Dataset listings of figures

## START

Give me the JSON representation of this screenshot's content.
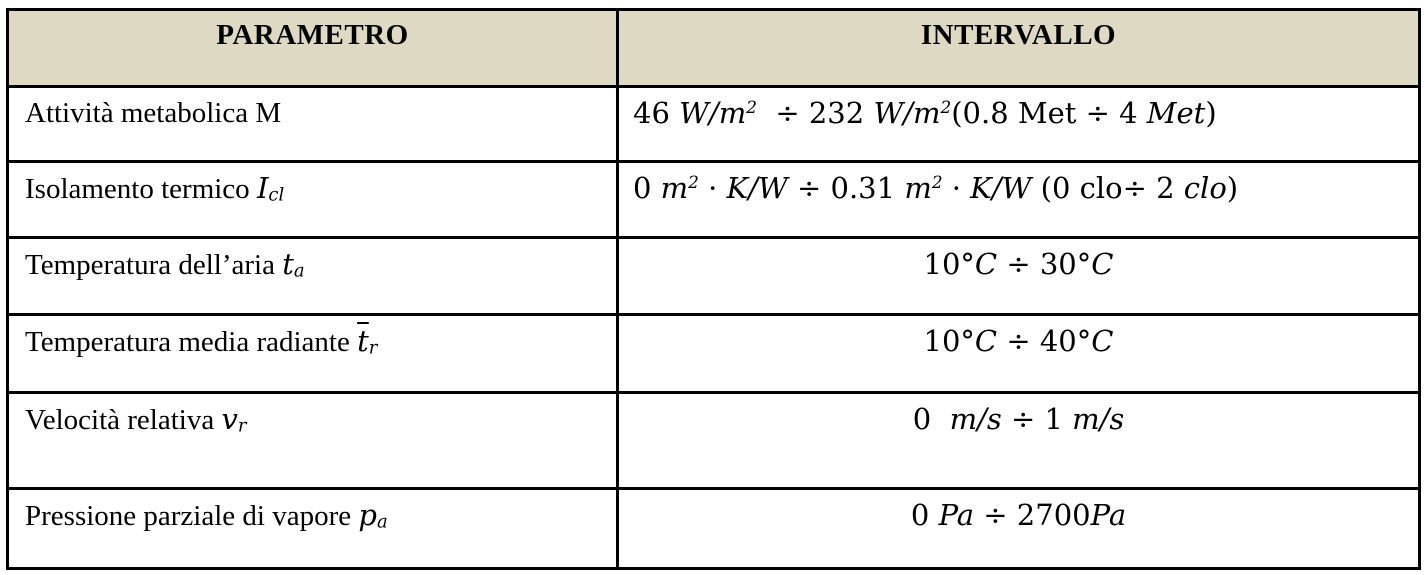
{
  "colors": {
    "header_bg": "#ddd9c3",
    "border": "#000000",
    "text": "#000000",
    "page_bg": "#ffffff"
  },
  "table": {
    "header": {
      "bg": "#ddd9c3",
      "columns": [
        "PARAMETRO",
        "INTERVALLO"
      ]
    },
    "rows": [
      {
        "parametro": [
          {
            "t": "Attività metabolica M",
            "s": "text"
          }
        ],
        "intervallo": [
          {
            "t": "46 ",
            "s": "math"
          },
          {
            "t": "W/m",
            "s": "mathit"
          },
          {
            "t": "2",
            "s": "supit"
          },
          {
            "t": "  ÷ 232 ",
            "s": "math"
          },
          {
            "t": "W/m",
            "s": "mathit"
          },
          {
            "t": "2",
            "s": "supit"
          },
          {
            "t": "(0.8 Met ÷ 4 ",
            "s": "math"
          },
          {
            "t": "Met",
            "s": "mathit"
          },
          {
            "t": ")",
            "s": "math"
          }
        ],
        "intervallo_align": "left"
      },
      {
        "parametro": [
          {
            "t": "Isolamento termico ",
            "s": "text"
          },
          {
            "t": "I",
            "s": "mathit"
          },
          {
            "t": "cl",
            "s": "subit"
          }
        ],
        "intervallo": [
          {
            "t": "0 ",
            "s": "math"
          },
          {
            "t": "m",
            "s": "mathit"
          },
          {
            "t": "2",
            "s": "supit"
          },
          {
            "t": " · ",
            "s": "math"
          },
          {
            "t": "K/W",
            "s": "mathit"
          },
          {
            "t": " ÷ 0.31 ",
            "s": "math"
          },
          {
            "t": "m",
            "s": "mathit"
          },
          {
            "t": "2",
            "s": "supit"
          },
          {
            "t": " · ",
            "s": "math"
          },
          {
            "t": "K/W",
            "s": "mathit"
          },
          {
            "t": " (0 clo÷ 2 ",
            "s": "math"
          },
          {
            "t": "clo",
            "s": "mathit"
          },
          {
            "t": ")",
            "s": "math"
          }
        ],
        "intervallo_align": "left"
      },
      {
        "parametro": [
          {
            "t": "Temperatura dell’aria ",
            "s": "text"
          },
          {
            "t": "t",
            "s": "mathit"
          },
          {
            "t": "a",
            "s": "subit"
          }
        ],
        "intervallo": [
          {
            "t": "10°",
            "s": "math"
          },
          {
            "t": "C",
            "s": "mathit"
          },
          {
            "t": " ÷ 30°",
            "s": "math"
          },
          {
            "t": "C",
            "s": "mathit"
          }
        ],
        "intervallo_align": "center"
      },
      {
        "parametro": [
          {
            "t": "Temperatura media radiante ",
            "s": "text"
          },
          {
            "t": "t",
            "s": "overbarit"
          },
          {
            "t": "r",
            "s": "subit"
          }
        ],
        "intervallo": [
          {
            "t": "10°",
            "s": "math"
          },
          {
            "t": "C",
            "s": "mathit"
          },
          {
            "t": " ÷ 40°",
            "s": "math"
          },
          {
            "t": "C",
            "s": "mathit"
          }
        ],
        "intervallo_align": "center"
      },
      {
        "parametro": [
          {
            "t": "Velocità relativa ",
            "s": "text"
          },
          {
            "t": "v",
            "s": "mathit"
          },
          {
            "t": "r",
            "s": "subit"
          }
        ],
        "intervallo": [
          {
            "t": "0  ",
            "s": "math"
          },
          {
            "t": "m/s",
            "s": "mathit"
          },
          {
            "t": " ÷ 1 ",
            "s": "math"
          },
          {
            "t": "m/s",
            "s": "mathit"
          }
        ],
        "intervallo_align": "center"
      },
      {
        "parametro": [
          {
            "t": "Pressione parziale di vapore ",
            "s": "text"
          },
          {
            "t": "p",
            "s": "mathit"
          },
          {
            "t": "a",
            "s": "subit"
          }
        ],
        "intervallo": [
          {
            "t": "0 ",
            "s": "math"
          },
          {
            "t": "Pa",
            "s": "mathit"
          },
          {
            "t": " ÷ 2700",
            "s": "math"
          },
          {
            "t": "Pa",
            "s": "mathit"
          }
        ],
        "intervallo_align": "center"
      }
    ]
  }
}
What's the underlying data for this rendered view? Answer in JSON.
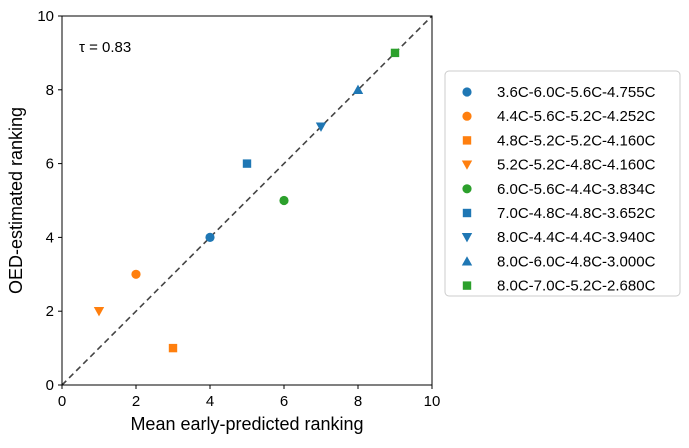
{
  "chart_data": {
    "type": "scatter",
    "title": "",
    "xlabel": "Mean early-predicted ranking",
    "ylabel": "OED-estimated ranking",
    "xlim": [
      0,
      10
    ],
    "ylim": [
      0,
      10
    ],
    "xticks": [
      0,
      2,
      4,
      6,
      8,
      10
    ],
    "yticks": [
      0,
      2,
      4,
      6,
      8,
      10
    ],
    "grid": false,
    "legend_position": "right-outside",
    "annotation": "τ = 0.83",
    "reference_line": {
      "style": "dashed",
      "color": "#444444",
      "from": [
        0,
        0
      ],
      "to": [
        10,
        10
      ]
    },
    "series": [
      {
        "name": "3.6C-6.0C-5.6C-4.755C",
        "marker": "circle",
        "color": "#1f77b4",
        "points": [
          [
            4,
            4
          ]
        ]
      },
      {
        "name": "4.4C-5.6C-5.2C-4.252C",
        "marker": "circle",
        "color": "#ff7f0e",
        "points": [
          [
            2,
            3
          ]
        ]
      },
      {
        "name": "4.8C-5.2C-5.2C-4.160C",
        "marker": "square",
        "color": "#ff7f0e",
        "points": [
          [
            3,
            1
          ]
        ]
      },
      {
        "name": "5.2C-5.2C-4.8C-4.160C",
        "marker": "triangle-down",
        "color": "#ff7f0e",
        "points": [
          [
            1,
            2
          ]
        ]
      },
      {
        "name": "6.0C-5.6C-4.4C-3.834C",
        "marker": "circle",
        "color": "#2ca02c",
        "points": [
          [
            6,
            5
          ]
        ]
      },
      {
        "name": "7.0C-4.8C-4.8C-3.652C",
        "marker": "square",
        "color": "#1f77b4",
        "points": [
          [
            5,
            6
          ]
        ]
      },
      {
        "name": "8.0C-4.4C-4.4C-3.940C",
        "marker": "triangle-down",
        "color": "#1f77b4",
        "points": [
          [
            7,
            7
          ]
        ]
      },
      {
        "name": "8.0C-6.0C-4.8C-3.000C",
        "marker": "triangle-up",
        "color": "#1f77b4",
        "points": [
          [
            8,
            8
          ]
        ]
      },
      {
        "name": "8.0C-7.0C-5.2C-2.680C",
        "marker": "square",
        "color": "#2ca02c",
        "points": [
          [
            9,
            9
          ]
        ]
      }
    ]
  }
}
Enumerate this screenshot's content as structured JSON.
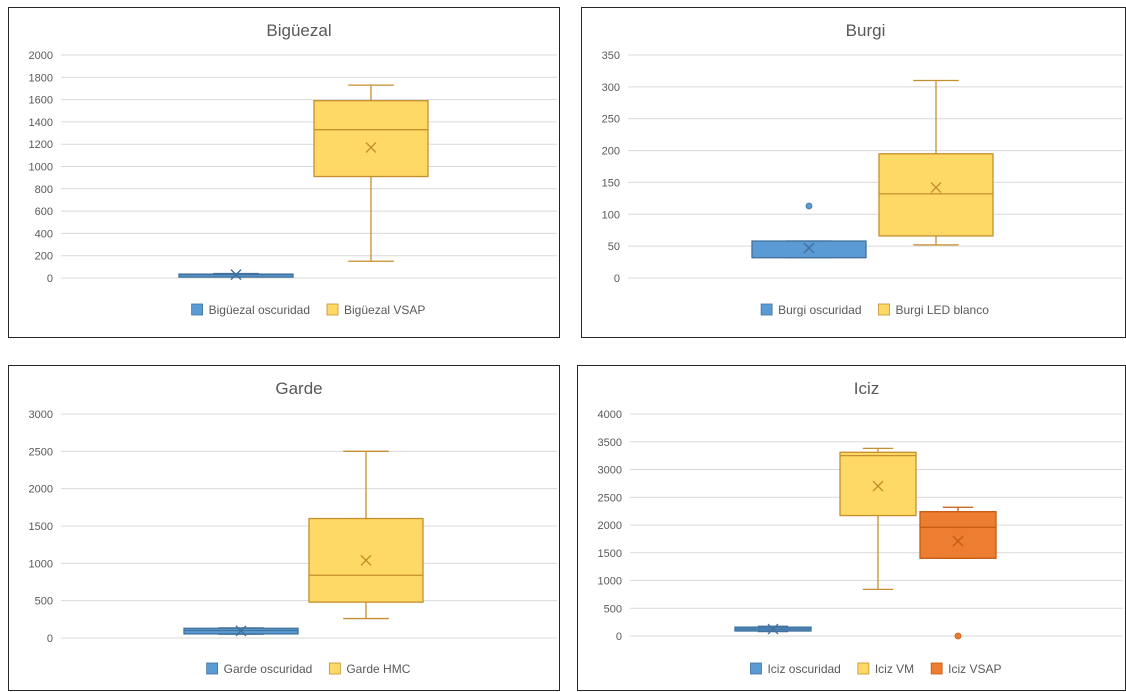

## END

- **Written problem**
Without the pictures, transcribe the listing above exactly.

- **Right answer**
Give me the JSON representation of this screenshot's content.
{
  "colors": {
    "header_bg": "#ddd9c3",
    "border": "#000000",
    "text": "#000000",
    "page_bg": "#ffffff"
  },
  "table": {
    "header": {
      "bg": "#ddd9c3",
      "columns": [
        "PARAMETRO",
        "INTERVALLO"
      ]
    },
    "rows": [
      {
        "parametro": [
          {
            "t": "Attività metabolica M",
            "s": "text"
          }
        ],
        "intervallo": [
          {
            "t": "46 ",
            "s": "math"
          },
          {
            "t": "W/m",
            "s": "mathit"
          },
          {
            "t": "2",
            "s": "supit"
          },
          {
            "t": "  ÷ 232 ",
            "s": "math"
          },
          {
            "t": "W/m",
            "s": "mathit"
          },
          {
            "t": "2",
            "s": "supit"
          },
          {
            "t": "(0.8 Met ÷ 4 ",
            "s": "math"
          },
          {
            "t": "Met",
            "s": "mathit"
          },
          {
            "t": ")",
            "s": "math"
          }
        ],
        "intervallo_align": "left"
      },
      {
        "parametro": [
          {
            "t": "Isolamento termico ",
            "s": "text"
          },
          {
            "t": "I",
            "s": "mathit"
          },
          {
            "t": "cl",
            "s": "subit"
          }
        ],
        "intervallo": [
          {
            "t": "0 ",
            "s": "math"
          },
          {
            "t": "m",
            "s": "mathit"
          },
          {
            "t": "2",
            "s": "supit"
          },
          {
            "t": " · ",
            "s": "math"
          },
          {
            "t": "K/W",
            "s": "mathit"
          },
          {
            "t": " ÷ 0.31 ",
            "s": "math"
          },
          {
            "t": "m",
            "s": "mathit"
          },
          {
            "t": "2",
            "s": "supit"
          },
          {
            "t": " · ",
            "s": "math"
          },
          {
            "t": "K/W",
            "s": "mathit"
          },
          {
            "t": " (0 clo÷ 2 ",
            "s": "math"
          },
          {
            "t": "clo",
            "s": "mathit"
          },
          {
            "t": ")",
            "s": "math"
          }
        ],
        "intervallo_align": "left"
      },
      {
        "parametro": [
          {
            "t": "Temperatura dell’aria ",
            "s": "text"
          },
          {
            "t": "t",
            "s": "mathit"
          },
          {
            "t": "a",
            "s": "subit"
          }
        ],
        "intervallo": [
          {
            "t": "10°",
            "s": "math"
          },
          {
            "t": "C",
            "s": "mathit"
          },
          {
            "t": " ÷ 30°",
            "s": "math"
          },
          {
            "t": "C",
            "s": "mathit"
          }
        ],
        "intervallo_align": "center"
      },
      {
        "parametro": [
          {
            "t": "Temperatura media radiante ",
            "s": "text"
          },
          {
            "t": "t",
            "s": "overbarit"
          },
          {
            "t": "r",
            "s": "subit"
          }
        ],
        "intervallo": [
          {
            "t": "10°",
            "s": "math"
          },
          {
            "t": "C",
            "s": "mathit"
          },
          {
            "t": " ÷ 40°",
            "s": "math"
          },
          {
            "t": "C",
            "s": "mathit"
          }
        ],
        "intervallo_align": "center"
      },
      {
        "parametro": [
          {
            "t": "Velocità relativa ",
            "s": "text"
          },
          {
            "t": "v",
            "s": "mathit"
          },
          {
            "t": "r",
            "s": "subit"
          }
        ],
        "intervallo": [
          {
            "t": "0  ",
            "s": "math"
          },
          {
            "t": "m/s",
            "s": "mathit"
          },
          {
            "t": " ÷ 1 ",
            "s": "math"
          },
          {
            "t": "m/s",
            "s": "mathit"
          }
        ],
        "intervallo_align": "center"
      },
      {
        "parametro": [
          {
            "t": "Pressione parziale di vapore ",
            "s": "text"
          },
          {
            "t": "p",
            "s": "mathit"
          },
          {
            "t": "a",
            "s": "subit"
          }
        ],
        "intervallo": [
          {
            "t": "0 ",
            "s": "math"
          },
          {
            "t": "Pa",
            "s": "mathit"
          },
          {
            "t": " ÷ 2700",
            "s": "math"
          },
          {
            "t": "Pa",
            "s": "mathit"
          }
        ],
        "intervallo_align": "center"
      }
    ]
  }
}
What's the underlying data for this rendered view? Answer in JSON.
{
  "chart_data": {
    "type": "scatter",
    "title": "",
    "xlabel": "Mean early-predicted ranking",
    "ylabel": "OED-estimated ranking",
    "xlim": [
      0,
      10
    ],
    "ylim": [
      0,
      10
    ],
    "xticks": [
      0,
      2,
      4,
      6,
      8,
      10
    ],
    "yticks": [
      0,
      2,
      4,
      6,
      8,
      10
    ],
    "grid": false,
    "legend_position": "right-outside",
    "annotation": "τ = 0.83",
    "reference_line": {
      "style": "dashed",
      "color": "#444444",
      "from": [
        0,
        0
      ],
      "to": [
        10,
        10
      ]
    },
    "series": [
      {
        "name": "3.6C-6.0C-5.6C-4.755C",
        "marker": "circle",
        "color": "#1f77b4",
        "points": [
          [
            4,
            4
          ]
        ]
      },
      {
        "name": "4.4C-5.6C-5.2C-4.252C",
        "marker": "circle",
        "color": "#ff7f0e",
        "points": [
          [
            2,
            3
          ]
        ]
      },
      {
        "name": "4.8C-5.2C-5.2C-4.160C",
        "marker": "square",
        "color": "#ff7f0e",
        "points": [
          [
            3,
            1
          ]
        ]
      },
      {
        "name": "5.2C-5.2C-4.8C-4.160C",
        "marker": "triangle-down",
        "color": "#ff7f0e",
        "points": [
          [
            1,
            2
          ]
        ]
      },
      {
        "name": "6.0C-5.6C-4.4C-3.834C",
        "marker": "circle",
        "color": "#2ca02c",
        "points": [
          [
            6,
            5
          ]
        ]
      },
      {
        "name": "7.0C-4.8C-4.8C-3.652C",
        "marker": "square",
        "color": "#1f77b4",
        "points": [
          [
            5,
            6
          ]
        ]
      },
      {
        "name": "8.0C-4.4C-4.4C-3.940C",
        "marker": "triangle-down",
        "color": "#1f77b4",
        "points": [
          [
            7,
            7
          ]
        ]
      },
      {
        "name": "8.0C-6.0C-4.8C-3.000C",
        "marker": "triangle-up",
        "color": "#1f77b4",
        "points": [
          [
            8,
            8
          ]
        ]
      },
      {
        "name": "8.0C-7.0C-5.2C-2.680C",
        "marker": "square",
        "color": "#2ca02c",
        "points": [
          [
            9,
            9
          ]
        ]
      }
    ]
  }
}
Enumerate this screenshot's content as structured JSON.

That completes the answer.